──────── Exercise inputs ────────
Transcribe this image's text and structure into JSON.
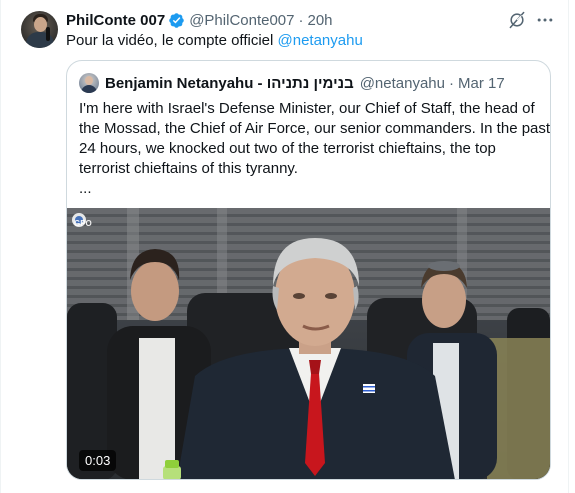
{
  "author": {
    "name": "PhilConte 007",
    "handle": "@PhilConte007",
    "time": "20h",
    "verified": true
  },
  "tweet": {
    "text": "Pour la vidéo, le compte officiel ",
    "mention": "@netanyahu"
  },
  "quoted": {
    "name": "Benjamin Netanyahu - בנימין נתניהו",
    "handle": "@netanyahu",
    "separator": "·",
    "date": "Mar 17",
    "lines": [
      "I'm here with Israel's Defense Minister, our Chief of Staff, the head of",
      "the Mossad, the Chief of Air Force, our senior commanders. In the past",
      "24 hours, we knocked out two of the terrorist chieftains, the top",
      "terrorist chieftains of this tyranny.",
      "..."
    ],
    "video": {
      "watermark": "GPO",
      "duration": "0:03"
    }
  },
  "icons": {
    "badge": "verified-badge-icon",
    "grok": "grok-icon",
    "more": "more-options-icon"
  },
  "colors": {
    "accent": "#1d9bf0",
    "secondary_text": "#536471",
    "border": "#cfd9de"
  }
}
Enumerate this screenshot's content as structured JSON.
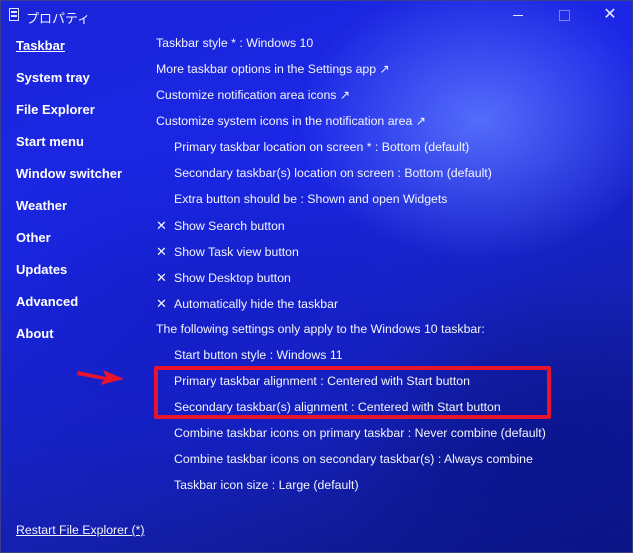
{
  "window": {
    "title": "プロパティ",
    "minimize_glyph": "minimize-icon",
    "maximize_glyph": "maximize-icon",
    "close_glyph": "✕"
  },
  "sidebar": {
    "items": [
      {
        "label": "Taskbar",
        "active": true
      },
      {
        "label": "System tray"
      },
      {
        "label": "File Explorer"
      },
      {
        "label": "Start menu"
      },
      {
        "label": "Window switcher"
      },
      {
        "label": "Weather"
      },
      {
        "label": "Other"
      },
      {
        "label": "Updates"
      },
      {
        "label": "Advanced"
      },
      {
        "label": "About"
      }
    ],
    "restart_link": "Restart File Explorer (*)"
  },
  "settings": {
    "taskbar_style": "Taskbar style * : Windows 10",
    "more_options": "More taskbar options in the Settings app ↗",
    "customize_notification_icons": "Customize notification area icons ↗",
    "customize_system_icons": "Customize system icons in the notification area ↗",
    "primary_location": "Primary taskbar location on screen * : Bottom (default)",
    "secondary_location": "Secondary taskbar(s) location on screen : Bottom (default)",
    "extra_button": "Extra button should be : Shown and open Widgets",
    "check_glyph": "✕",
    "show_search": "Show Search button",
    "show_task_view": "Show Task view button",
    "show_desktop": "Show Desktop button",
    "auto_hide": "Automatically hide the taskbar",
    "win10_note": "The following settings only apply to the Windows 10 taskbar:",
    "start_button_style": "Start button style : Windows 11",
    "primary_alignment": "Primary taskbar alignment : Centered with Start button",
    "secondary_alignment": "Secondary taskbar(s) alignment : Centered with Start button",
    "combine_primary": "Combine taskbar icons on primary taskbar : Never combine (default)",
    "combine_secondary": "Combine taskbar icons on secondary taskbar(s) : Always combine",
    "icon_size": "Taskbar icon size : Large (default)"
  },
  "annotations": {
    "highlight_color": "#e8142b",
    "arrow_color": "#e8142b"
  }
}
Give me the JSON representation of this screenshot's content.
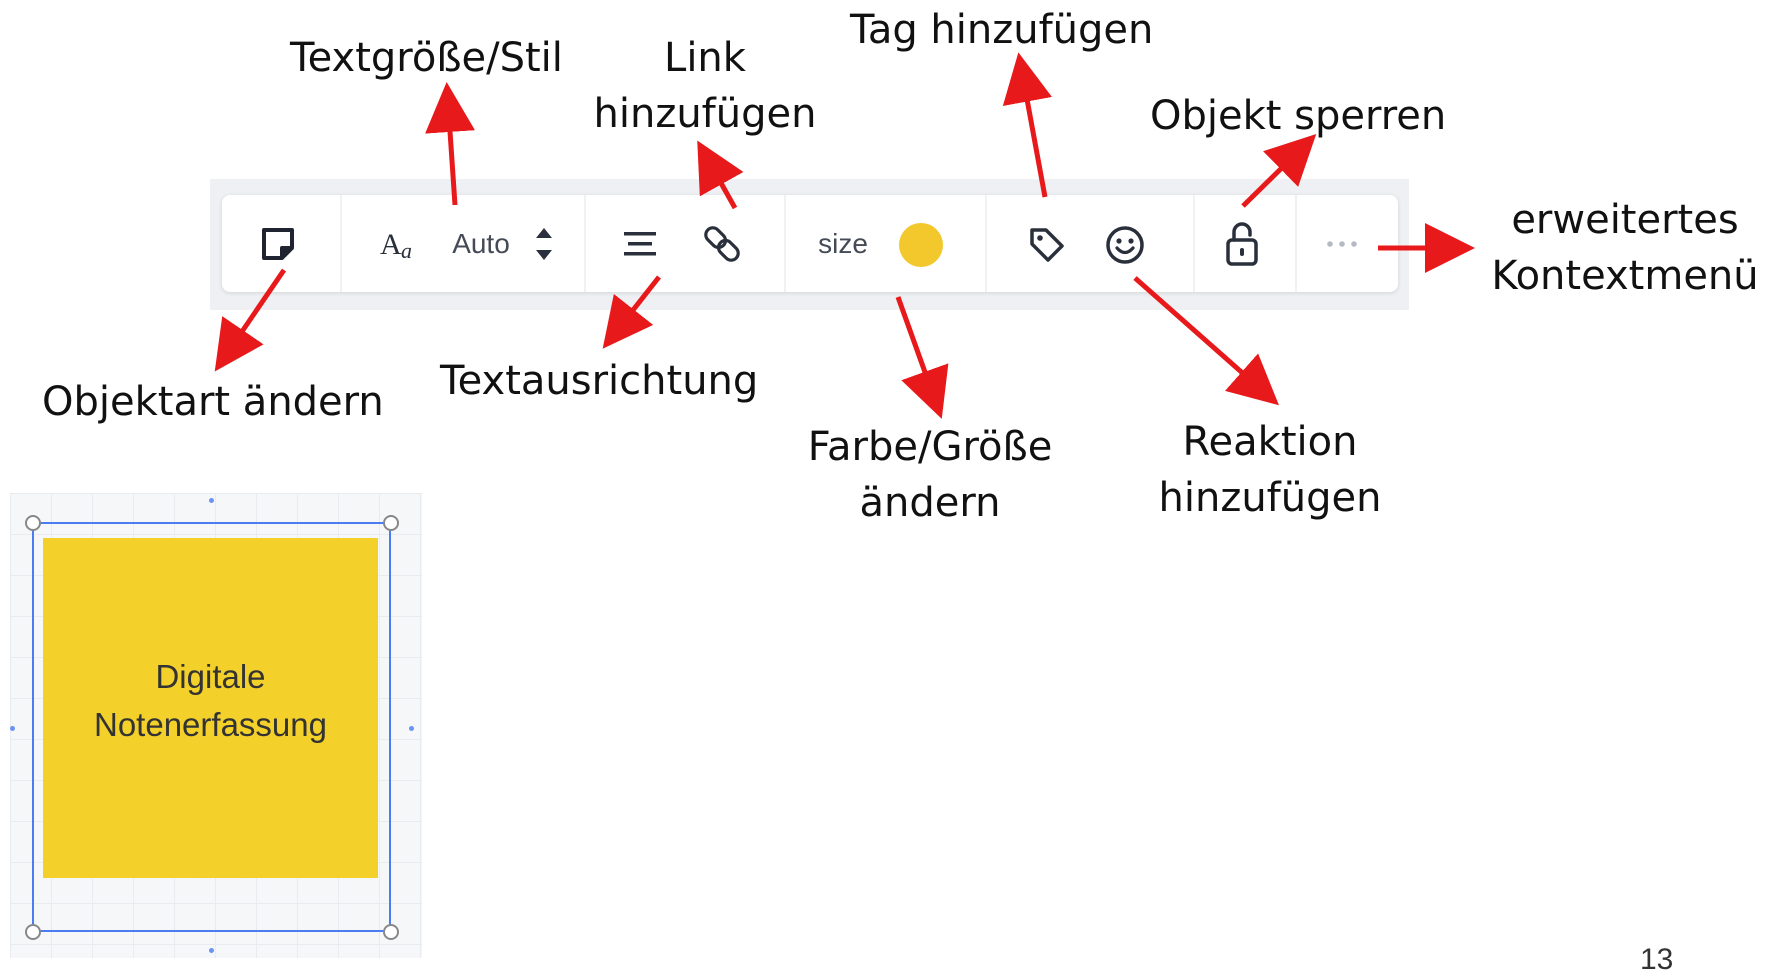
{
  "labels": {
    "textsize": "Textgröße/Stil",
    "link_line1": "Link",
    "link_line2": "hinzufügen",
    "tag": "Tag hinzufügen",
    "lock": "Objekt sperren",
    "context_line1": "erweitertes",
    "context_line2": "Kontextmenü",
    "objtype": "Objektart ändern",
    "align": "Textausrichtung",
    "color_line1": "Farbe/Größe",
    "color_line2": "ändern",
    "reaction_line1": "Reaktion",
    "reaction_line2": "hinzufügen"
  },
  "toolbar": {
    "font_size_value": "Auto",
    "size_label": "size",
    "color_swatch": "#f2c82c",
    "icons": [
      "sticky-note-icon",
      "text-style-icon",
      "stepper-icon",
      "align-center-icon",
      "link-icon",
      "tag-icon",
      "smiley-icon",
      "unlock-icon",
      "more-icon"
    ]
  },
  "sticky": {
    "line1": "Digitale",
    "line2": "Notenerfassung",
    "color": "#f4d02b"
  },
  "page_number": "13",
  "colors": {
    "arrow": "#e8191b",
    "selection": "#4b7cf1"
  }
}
────────
> _Task statement_: Leave the images out, please, and restate each line word for word.

> _Exercise answer_:
Transcribe this image's text and structure into JSON.
{
  "author": {
    "name": "PhilConte 007",
    "handle": "@PhilConte007",
    "time": "20h",
    "verified": true
  },
  "tweet": {
    "text": "Pour la vidéo, le compte officiel ",
    "mention": "@netanyahu"
  },
  "quoted": {
    "name": "Benjamin Netanyahu - בנימין נתניהו",
    "handle": "@netanyahu",
    "separator": "·",
    "date": "Mar 17",
    "lines": [
      "I'm here with Israel's Defense Minister, our Chief of Staff, the head of",
      "the Mossad, the Chief of Air Force, our senior commanders. In the past",
      "24 hours, we knocked out two of the terrorist chieftains, the top",
      "terrorist chieftains of this tyranny.",
      "..."
    ],
    "video": {
      "watermark": "GPO",
      "duration": "0:03"
    }
  },
  "icons": {
    "badge": "verified-badge-icon",
    "grok": "grok-icon",
    "more": "more-options-icon"
  },
  "colors": {
    "accent": "#1d9bf0",
    "secondary_text": "#536471",
    "border": "#cfd9de"
  }
}
Enumerate this screenshot's content as structured JSON.
{
  "window": {
    "title": "プロパティ",
    "minimize_glyph": "minimize-icon",
    "maximize_glyph": "maximize-icon",
    "close_glyph": "✕"
  },
  "sidebar": {
    "items": [
      {
        "label": "Taskbar",
        "active": true
      },
      {
        "label": "System tray"
      },
      {
        "label": "File Explorer"
      },
      {
        "label": "Start menu"
      },
      {
        "label": "Window switcher"
      },
      {
        "label": "Weather"
      },
      {
        "label": "Other"
      },
      {
        "label": "Updates"
      },
      {
        "label": "Advanced"
      },
      {
        "label": "About"
      }
    ],
    "restart_link": "Restart File Explorer (*)"
  },
  "settings": {
    "taskbar_style": "Taskbar style * : Windows 10",
    "more_options": "More taskbar options in the Settings app ↗",
    "customize_notification_icons": "Customize notification area icons ↗",
    "customize_system_icons": "Customize system icons in the notification area ↗",
    "primary_location": "Primary taskbar location on screen * : Bottom (default)",
    "secondary_location": "Secondary taskbar(s) location on screen : Bottom (default)",
    "extra_button": "Extra button should be : Shown and open Widgets",
    "check_glyph": "✕",
    "show_search": "Show Search button",
    "show_task_view": "Show Task view button",
    "show_desktop": "Show Desktop button",
    "auto_hide": "Automatically hide the taskbar",
    "win10_note": "The following settings only apply to the Windows 10 taskbar:",
    "start_button_style": "Start button style : Windows 11",
    "primary_alignment": "Primary taskbar alignment : Centered with Start button",
    "secondary_alignment": "Secondary taskbar(s) alignment : Centered with Start button",
    "combine_primary": "Combine taskbar icons on primary taskbar : Never combine (default)",
    "combine_secondary": "Combine taskbar icons on secondary taskbar(s) : Always combine",
    "icon_size": "Taskbar icon size : Large (default)"
  },
  "annotations": {
    "highlight_color": "#e8142b",
    "arrow_color": "#e8142b"
  }
}
Give me the JSON representation of this screenshot's content.
{
  "labels": {
    "textsize": "Textgröße/Stil",
    "link_line1": "Link",
    "link_line2": "hinzufügen",
    "tag": "Tag hinzufügen",
    "lock": "Objekt sperren",
    "context_line1": "erweitertes",
    "context_line2": "Kontextmenü",
    "objtype": "Objektart ändern",
    "align": "Textausrichtung",
    "color_line1": "Farbe/Größe",
    "color_line2": "ändern",
    "reaction_line1": "Reaktion",
    "reaction_line2": "hinzufügen"
  },
  "toolbar": {
    "font_size_value": "Auto",
    "size_label": "size",
    "color_swatch": "#f2c82c",
    "icons": [
      "sticky-note-icon",
      "text-style-icon",
      "stepper-icon",
      "align-center-icon",
      "link-icon",
      "tag-icon",
      "smiley-icon",
      "unlock-icon",
      "more-icon"
    ]
  },
  "sticky": {
    "line1": "Digitale",
    "line2": "Notenerfassung",
    "color": "#f4d02b"
  },
  "page_number": "13",
  "colors": {
    "arrow": "#e8191b",
    "selection": "#4b7cf1"
  }
}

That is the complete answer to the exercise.